◆ DATASET ENTRIES ◆
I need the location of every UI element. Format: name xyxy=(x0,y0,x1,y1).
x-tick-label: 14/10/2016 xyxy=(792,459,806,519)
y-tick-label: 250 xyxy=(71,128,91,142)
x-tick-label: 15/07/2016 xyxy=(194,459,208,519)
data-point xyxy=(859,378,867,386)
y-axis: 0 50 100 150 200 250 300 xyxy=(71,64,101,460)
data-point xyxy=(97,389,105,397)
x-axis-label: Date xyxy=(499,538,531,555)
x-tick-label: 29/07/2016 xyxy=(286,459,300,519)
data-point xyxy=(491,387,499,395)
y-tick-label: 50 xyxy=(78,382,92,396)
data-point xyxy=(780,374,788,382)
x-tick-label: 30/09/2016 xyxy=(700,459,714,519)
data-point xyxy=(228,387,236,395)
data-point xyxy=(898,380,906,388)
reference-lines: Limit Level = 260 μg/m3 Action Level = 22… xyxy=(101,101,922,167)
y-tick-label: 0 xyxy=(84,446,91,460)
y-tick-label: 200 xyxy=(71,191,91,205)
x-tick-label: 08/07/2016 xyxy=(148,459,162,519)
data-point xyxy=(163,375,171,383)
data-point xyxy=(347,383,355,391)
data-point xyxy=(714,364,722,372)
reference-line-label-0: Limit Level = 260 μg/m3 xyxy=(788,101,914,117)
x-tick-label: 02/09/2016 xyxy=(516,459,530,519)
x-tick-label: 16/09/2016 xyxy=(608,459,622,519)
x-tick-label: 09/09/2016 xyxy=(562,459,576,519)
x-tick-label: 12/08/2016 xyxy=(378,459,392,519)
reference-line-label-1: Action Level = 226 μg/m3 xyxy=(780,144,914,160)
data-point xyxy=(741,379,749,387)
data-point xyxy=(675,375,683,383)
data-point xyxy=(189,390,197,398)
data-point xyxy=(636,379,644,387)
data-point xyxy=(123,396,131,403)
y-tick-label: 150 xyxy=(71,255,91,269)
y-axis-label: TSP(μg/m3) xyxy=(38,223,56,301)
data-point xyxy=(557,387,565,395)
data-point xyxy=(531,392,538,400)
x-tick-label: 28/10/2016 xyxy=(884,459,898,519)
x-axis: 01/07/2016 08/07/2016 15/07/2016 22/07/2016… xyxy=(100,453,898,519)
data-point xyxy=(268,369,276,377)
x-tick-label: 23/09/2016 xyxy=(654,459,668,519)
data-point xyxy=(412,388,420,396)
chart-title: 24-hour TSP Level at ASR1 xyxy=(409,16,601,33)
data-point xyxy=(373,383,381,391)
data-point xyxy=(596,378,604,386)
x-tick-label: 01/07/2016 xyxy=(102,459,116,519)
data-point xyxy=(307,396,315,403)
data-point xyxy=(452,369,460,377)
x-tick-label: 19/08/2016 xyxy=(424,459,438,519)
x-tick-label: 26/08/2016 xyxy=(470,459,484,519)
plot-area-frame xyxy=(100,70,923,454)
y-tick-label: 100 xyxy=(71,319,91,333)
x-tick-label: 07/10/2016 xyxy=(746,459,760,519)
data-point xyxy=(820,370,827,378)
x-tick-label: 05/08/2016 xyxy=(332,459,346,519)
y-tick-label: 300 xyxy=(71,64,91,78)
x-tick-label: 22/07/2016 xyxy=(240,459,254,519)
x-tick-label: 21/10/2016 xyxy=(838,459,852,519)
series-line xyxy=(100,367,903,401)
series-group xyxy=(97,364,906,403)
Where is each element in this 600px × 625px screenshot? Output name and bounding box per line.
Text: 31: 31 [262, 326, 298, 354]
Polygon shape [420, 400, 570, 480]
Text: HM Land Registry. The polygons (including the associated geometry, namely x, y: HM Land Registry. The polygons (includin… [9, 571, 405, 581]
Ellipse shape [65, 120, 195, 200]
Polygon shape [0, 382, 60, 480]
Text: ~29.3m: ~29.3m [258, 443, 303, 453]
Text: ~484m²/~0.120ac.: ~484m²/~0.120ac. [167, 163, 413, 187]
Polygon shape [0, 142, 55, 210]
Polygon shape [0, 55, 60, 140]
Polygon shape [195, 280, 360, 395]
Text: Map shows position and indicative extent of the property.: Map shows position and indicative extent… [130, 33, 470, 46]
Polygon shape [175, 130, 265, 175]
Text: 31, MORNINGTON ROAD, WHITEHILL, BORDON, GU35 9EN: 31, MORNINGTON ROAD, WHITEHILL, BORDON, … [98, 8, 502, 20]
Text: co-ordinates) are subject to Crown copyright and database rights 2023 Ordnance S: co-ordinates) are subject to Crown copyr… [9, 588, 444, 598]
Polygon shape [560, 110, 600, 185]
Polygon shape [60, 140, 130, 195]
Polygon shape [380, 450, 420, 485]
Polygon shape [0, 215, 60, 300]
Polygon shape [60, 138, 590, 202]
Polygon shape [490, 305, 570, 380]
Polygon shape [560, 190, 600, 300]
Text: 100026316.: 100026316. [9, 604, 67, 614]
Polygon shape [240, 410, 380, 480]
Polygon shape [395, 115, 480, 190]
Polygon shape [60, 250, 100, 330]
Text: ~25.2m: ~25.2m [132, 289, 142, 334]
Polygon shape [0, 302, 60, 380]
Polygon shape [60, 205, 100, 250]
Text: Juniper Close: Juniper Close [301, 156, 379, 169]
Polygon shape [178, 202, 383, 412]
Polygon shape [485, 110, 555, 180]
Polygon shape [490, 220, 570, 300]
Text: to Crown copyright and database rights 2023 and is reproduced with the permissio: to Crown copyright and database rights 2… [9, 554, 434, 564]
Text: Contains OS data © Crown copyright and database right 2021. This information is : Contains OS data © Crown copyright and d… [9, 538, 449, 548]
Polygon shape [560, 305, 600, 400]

◆ WORK TO COMPLETE ◆
Convert all of the material above into a Markdown table with the columns Row and Entry. Give each nonblank line its own numbered row and skip the blank lines.

◆ RESULT OF THIS TASK ◆
| Row | Entry |
|---|---|
| 1 | I need the location of every UI element. Format: name xyxy=(x0,y0,x1,y1). |
| 2 | x-tick-label: 14/10/2016 xyxy=(792,459,806,519) |
| 3 | y-tick-label: 250 xyxy=(71,128,91,142) |
| 4 | x-tick-label: 15/07/2016 xyxy=(194,459,208,519) |
| 5 | data-point xyxy=(859,378,867,386) |
| 6 | y-axis: 0 50 100 150 200 250 300 xyxy=(71,64,101,460) |
| 7 | data-point xyxy=(97,389,105,397) |
| 8 | x-axis-label: Date xyxy=(499,538,531,555) |
| 9 | x-tick-label: 29/07/2016 xyxy=(286,459,300,519) |
| 10 | data-point xyxy=(491,387,499,395) |
| 11 | y-tick-label: 50 xyxy=(78,382,92,396) |
| 12 | data-point xyxy=(780,374,788,382) |
| 13 | x-tick-label: 30/09/2016 xyxy=(700,459,714,519) |
| 14 | data-point xyxy=(228,387,236,395) |
| 15 | data-point xyxy=(898,380,906,388) |
| 16 | reference-lines: Limit Level = 260 μg/m3 Action Level = 22… xyxy=(101,101,922,167) |
| 17 | y-tick-label: 0 xyxy=(84,446,91,460) |
| 18 | y-tick-label: 200 xyxy=(71,191,91,205) |
| 19 | x-tick-label: 08/07/2016 xyxy=(148,459,162,519) |
| 20 | data-point xyxy=(163,375,171,383) |
| 21 | data-point xyxy=(347,383,355,391) |
| 22 | data-point xyxy=(714,364,722,372) |
| 23 | reference-line-label-0: Limit Level = 260 μg/m3 xyxy=(788,101,914,117) |
| 24 | x-tick-label: 02/09/2016 xyxy=(516,459,530,519) |
| 25 | x-tick-label: 16/09/2016 xyxy=(608,459,622,519) |
| 26 | x-tick-label: 09/09/2016 xyxy=(562,459,576,519) |
| 27 | x-tick-label: 12/08/2016 xyxy=(378,459,392,519) |
| 28 | reference-line-label-1: Action Level = 226 μg/m3 xyxy=(780,144,914,160) |
| 29 | data-point xyxy=(741,379,749,387) |
| 30 | data-point xyxy=(675,375,683,383) |
| 31 | data-point xyxy=(189,390,197,398) |
| 32 | data-point xyxy=(636,379,644,387) |
| 33 | data-point xyxy=(123,396,131,403) |
| 34 | y-tick-label: 150 xyxy=(71,255,91,269) |
| 35 | y-axis-label: TSP(μg/m3) xyxy=(38,223,56,301) |
| 36 | data-point xyxy=(557,387,565,395) |
| 37 | data-point xyxy=(531,392,538,400) |
| 38 | x-tick-label: 28/10/2016 xyxy=(884,459,898,519) |
| 39 | x-axis: 01/07/2016 08/07/2016 15/07/2016 22/07/2016… xyxy=(100,453,898,519) |
| 40 | data-point xyxy=(268,369,276,377) |
| 41 | x-tick-label: 23/09/2016 xyxy=(654,459,668,519) |
| 42 | data-point xyxy=(412,388,420,396) |
| 43 | chart-title: 24-hour TSP Level at ASR1 xyxy=(409,16,601,33) |
| 44 | data-point xyxy=(373,383,381,391) |
| 45 | data-point xyxy=(596,378,604,386) |
| 46 | x-tick-label: 01/07/2016 xyxy=(102,459,116,519) |
| 47 | data-point xyxy=(307,396,315,403) |
| 48 | data-point xyxy=(452,369,460,377) |
| 49 | x-tick-label: 19/08/2016 xyxy=(424,459,438,519) |
| 50 | x-tick-label: 26/08/2016 xyxy=(470,459,484,519) |
| 51 | plot-area-frame xyxy=(100,70,923,454) |
| 52 | y-tick-label: 100 xyxy=(71,319,91,333) |
| 53 | x-tick-label: 07/10/2016 xyxy=(746,459,760,519) |
| 54 | data-point xyxy=(820,370,827,378) |
| 55 | x-tick-label: 05/08/2016 xyxy=(332,459,346,519) |
| 56 | y-tick-label: 300 xyxy=(71,64,91,78) |
| 57 | x-tick-label: 22/07/2016 xyxy=(240,459,254,519) |
| 58 | x-tick-label: 21/10/2016 xyxy=(838,459,852,519) |
| 59 | series-line xyxy=(100,367,903,401) |
| 60 | series-group xyxy=(97,364,906,403) |
| 61 | Where is each element in this 600px × 625px screenshot? Output name and bounding box per line. |
| 62 | Text: 31: 31 [262, 326, 298, 354] |
| 63 | Polygon shape [420, 400, 570, 480] |
| 64 | Text: HM Land Registry. The polygons (including the associated geometry, namely x, y: HM Land Registry. The polygons (includin… [9, 571, 405, 581] |
| 65 | Ellipse shape [65, 120, 195, 200] |
| 66 | Polygon shape [0, 382, 60, 480] |
| 67 | Text: ~29.3m: ~29.3m [258, 443, 303, 453] |
| 68 | Text: ~484m²/~0.120ac.: ~484m²/~0.120ac. [167, 163, 413, 187] |
| 69 | Polygon shape [0, 142, 55, 210] |
| 70 | Polygon shape [0, 55, 60, 140] |
| 71 | Polygon shape [195, 280, 360, 395] |
| 72 | Text: Map shows position and indicative extent of the property.: Map shows position and indicative extent… [130, 33, 470, 46] |
| 73 | Polygon shape [175, 130, 265, 175] |
| 74 | Text: 31, MORNINGTON ROAD, WHITEHILL, BORDON, GU35 9EN: 31, MORNINGTON ROAD, WHITEHILL, BORDON, … [98, 8, 502, 20] |
| 75 | Text: co-ordinates) are subject to Crown copyright and database rights 2023 Ordnance S: co-ordinates) are subject to Crown copyr… [9, 588, 444, 598] |
| 76 | Polygon shape [560, 110, 600, 185] |
| 77 | Polygon shape [60, 140, 130, 195] |
| 78 | Polygon shape [380, 450, 420, 485] |
| 79 | Polygon shape [0, 215, 60, 300] |
| 80 | Polygon shape [60, 138, 590, 202] |
| 81 | Polygon shape [490, 305, 570, 380] |
| 82 | Polygon shape [560, 190, 600, 300] |
| 83 | Text: 100026316.: 100026316. [9, 604, 67, 614] |
| 84 | Polygon shape [240, 410, 380, 480] |
| 85 | Polygon shape [395, 115, 480, 190] |
| 86 | Polygon shape [60, 250, 100, 330] |
| 87 | Text: ~25.2m: ~25.2m [132, 289, 142, 334] |
| 88 | Polygon shape [0, 302, 60, 380] |
| 89 | Polygon shape [60, 205, 100, 250] |
| 90 | Text: Juniper Close: Juniper Close [301, 156, 379, 169] |
| 91 | Polygon shape [178, 202, 383, 412] |
| 92 | Polygon shape [485, 110, 555, 180] |
| 93 | Polygon shape [490, 220, 570, 300] |
| 94 | Text: to Crown copyright and database rights 2023 and is reproduced with the permissio: to Crown copyright and database rights 2… [9, 554, 434, 564] |
| 95 | Text: Contains OS data © Crown copyright and database right 2021. This information is : Contains OS data © Crown copyright and d… [9, 538, 449, 548] |
| 96 | Polygon shape [560, 305, 600, 400] |